Count the lines in the data below where the string "ATBridgeTool" occurs, please, and give the number alone.
━━━━━ Record set
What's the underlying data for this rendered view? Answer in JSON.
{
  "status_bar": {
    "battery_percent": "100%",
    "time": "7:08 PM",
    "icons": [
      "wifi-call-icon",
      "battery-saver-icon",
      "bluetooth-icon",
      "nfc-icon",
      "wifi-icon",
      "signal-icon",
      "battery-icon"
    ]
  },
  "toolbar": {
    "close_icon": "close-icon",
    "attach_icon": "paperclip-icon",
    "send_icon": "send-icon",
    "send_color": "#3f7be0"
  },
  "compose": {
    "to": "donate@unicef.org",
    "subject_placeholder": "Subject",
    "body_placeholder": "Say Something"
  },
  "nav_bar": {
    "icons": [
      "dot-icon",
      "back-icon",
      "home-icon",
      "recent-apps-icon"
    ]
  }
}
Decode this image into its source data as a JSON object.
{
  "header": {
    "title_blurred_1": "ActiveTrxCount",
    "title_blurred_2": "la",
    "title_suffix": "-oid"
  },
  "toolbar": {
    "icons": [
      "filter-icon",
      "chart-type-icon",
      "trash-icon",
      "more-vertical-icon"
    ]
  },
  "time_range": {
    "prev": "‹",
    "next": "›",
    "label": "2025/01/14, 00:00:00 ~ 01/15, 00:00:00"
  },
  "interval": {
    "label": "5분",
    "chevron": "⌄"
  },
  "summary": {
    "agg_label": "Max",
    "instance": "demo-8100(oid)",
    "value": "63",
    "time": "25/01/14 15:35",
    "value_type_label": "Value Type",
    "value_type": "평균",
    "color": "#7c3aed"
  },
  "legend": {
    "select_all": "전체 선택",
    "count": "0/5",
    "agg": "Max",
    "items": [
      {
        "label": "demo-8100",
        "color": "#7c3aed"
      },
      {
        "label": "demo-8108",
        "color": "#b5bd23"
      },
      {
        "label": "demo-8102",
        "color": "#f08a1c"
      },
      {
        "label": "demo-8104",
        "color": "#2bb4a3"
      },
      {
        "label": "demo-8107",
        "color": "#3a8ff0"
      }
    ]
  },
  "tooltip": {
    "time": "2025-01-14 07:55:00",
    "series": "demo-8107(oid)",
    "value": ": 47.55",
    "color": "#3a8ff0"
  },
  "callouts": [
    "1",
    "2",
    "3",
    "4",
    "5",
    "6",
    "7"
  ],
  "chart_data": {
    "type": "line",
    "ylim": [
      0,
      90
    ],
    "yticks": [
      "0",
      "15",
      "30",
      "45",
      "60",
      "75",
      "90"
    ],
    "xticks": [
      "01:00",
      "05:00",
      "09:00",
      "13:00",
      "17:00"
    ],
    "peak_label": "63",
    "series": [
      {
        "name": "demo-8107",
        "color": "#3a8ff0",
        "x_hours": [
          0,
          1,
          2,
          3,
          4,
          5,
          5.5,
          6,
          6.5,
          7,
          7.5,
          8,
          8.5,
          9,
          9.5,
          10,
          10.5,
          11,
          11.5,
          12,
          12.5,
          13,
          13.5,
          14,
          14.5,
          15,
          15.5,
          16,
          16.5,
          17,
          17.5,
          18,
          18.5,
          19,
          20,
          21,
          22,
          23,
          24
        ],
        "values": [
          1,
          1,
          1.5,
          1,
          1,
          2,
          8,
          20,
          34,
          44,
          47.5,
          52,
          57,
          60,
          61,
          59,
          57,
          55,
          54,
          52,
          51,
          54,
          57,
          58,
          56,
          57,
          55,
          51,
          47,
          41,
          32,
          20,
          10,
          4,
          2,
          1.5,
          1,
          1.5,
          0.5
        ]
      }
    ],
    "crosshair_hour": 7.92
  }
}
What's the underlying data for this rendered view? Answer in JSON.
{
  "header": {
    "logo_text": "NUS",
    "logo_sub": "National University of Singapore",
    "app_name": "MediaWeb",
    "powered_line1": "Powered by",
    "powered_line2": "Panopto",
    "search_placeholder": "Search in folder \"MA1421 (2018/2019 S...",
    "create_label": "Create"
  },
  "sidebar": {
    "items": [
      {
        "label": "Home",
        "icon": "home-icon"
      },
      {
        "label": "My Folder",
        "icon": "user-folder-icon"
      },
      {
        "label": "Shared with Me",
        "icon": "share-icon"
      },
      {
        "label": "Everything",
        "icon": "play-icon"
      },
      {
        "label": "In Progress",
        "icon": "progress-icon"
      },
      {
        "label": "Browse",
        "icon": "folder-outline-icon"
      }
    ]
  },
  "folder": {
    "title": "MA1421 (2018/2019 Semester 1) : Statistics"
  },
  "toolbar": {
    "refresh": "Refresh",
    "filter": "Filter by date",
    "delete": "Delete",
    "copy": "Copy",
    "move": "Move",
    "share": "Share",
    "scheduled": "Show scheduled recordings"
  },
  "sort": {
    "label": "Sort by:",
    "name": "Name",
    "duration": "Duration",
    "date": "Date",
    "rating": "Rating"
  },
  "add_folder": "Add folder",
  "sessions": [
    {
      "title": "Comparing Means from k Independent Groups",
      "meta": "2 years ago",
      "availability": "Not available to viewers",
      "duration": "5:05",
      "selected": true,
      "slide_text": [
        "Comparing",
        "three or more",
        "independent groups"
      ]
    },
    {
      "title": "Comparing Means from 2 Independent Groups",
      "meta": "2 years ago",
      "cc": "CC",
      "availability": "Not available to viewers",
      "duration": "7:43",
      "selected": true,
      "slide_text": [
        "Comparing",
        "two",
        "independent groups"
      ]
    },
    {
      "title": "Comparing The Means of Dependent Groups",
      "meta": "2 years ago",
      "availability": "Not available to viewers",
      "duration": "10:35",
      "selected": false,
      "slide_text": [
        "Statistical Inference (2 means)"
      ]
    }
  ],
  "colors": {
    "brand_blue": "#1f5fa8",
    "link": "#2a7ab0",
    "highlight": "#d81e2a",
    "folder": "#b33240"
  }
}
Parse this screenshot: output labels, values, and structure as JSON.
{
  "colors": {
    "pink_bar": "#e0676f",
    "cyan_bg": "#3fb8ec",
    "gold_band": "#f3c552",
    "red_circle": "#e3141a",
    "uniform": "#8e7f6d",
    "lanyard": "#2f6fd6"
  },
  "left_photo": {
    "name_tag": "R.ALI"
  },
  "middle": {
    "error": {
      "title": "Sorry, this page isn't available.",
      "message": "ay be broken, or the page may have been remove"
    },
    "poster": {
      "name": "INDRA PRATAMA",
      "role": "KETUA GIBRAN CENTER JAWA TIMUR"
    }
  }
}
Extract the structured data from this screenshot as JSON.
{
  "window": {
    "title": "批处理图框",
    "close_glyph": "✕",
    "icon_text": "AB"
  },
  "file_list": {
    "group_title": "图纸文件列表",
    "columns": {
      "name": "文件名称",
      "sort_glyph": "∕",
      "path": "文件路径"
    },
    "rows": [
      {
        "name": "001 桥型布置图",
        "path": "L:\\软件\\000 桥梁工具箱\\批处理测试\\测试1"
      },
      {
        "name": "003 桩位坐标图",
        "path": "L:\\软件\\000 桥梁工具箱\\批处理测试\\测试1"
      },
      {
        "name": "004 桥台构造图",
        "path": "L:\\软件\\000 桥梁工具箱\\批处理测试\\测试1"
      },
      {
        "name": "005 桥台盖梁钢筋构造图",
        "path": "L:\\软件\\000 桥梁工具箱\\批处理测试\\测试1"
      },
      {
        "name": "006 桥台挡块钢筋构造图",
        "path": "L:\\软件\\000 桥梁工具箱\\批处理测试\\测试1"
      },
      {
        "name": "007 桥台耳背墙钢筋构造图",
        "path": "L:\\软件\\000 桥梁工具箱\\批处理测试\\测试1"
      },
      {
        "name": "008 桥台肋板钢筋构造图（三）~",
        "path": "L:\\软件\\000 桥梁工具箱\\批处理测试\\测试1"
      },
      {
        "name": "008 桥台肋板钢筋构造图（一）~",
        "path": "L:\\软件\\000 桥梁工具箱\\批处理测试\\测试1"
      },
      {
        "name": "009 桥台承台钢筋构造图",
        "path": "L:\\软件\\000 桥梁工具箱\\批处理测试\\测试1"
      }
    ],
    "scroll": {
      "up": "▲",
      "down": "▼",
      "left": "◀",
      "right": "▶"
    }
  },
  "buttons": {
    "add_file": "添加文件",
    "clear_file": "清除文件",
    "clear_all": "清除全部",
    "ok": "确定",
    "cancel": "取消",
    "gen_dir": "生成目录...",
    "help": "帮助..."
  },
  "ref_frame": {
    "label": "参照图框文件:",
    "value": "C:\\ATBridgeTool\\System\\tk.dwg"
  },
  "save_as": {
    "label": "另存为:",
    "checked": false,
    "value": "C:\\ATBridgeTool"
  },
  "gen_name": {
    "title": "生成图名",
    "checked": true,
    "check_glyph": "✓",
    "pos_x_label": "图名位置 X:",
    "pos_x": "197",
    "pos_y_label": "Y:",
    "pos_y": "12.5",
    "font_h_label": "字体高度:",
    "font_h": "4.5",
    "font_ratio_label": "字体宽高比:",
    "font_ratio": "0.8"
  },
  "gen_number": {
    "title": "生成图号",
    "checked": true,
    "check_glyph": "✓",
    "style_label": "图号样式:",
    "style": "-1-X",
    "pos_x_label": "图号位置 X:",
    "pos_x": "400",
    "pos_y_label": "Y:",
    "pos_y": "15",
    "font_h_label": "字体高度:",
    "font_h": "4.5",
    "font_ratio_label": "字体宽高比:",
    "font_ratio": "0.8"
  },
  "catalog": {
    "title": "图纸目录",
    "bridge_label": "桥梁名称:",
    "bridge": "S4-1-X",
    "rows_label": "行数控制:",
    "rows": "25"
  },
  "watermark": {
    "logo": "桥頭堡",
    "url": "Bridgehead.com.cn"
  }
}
━━━━━━━━━━
The solution: 2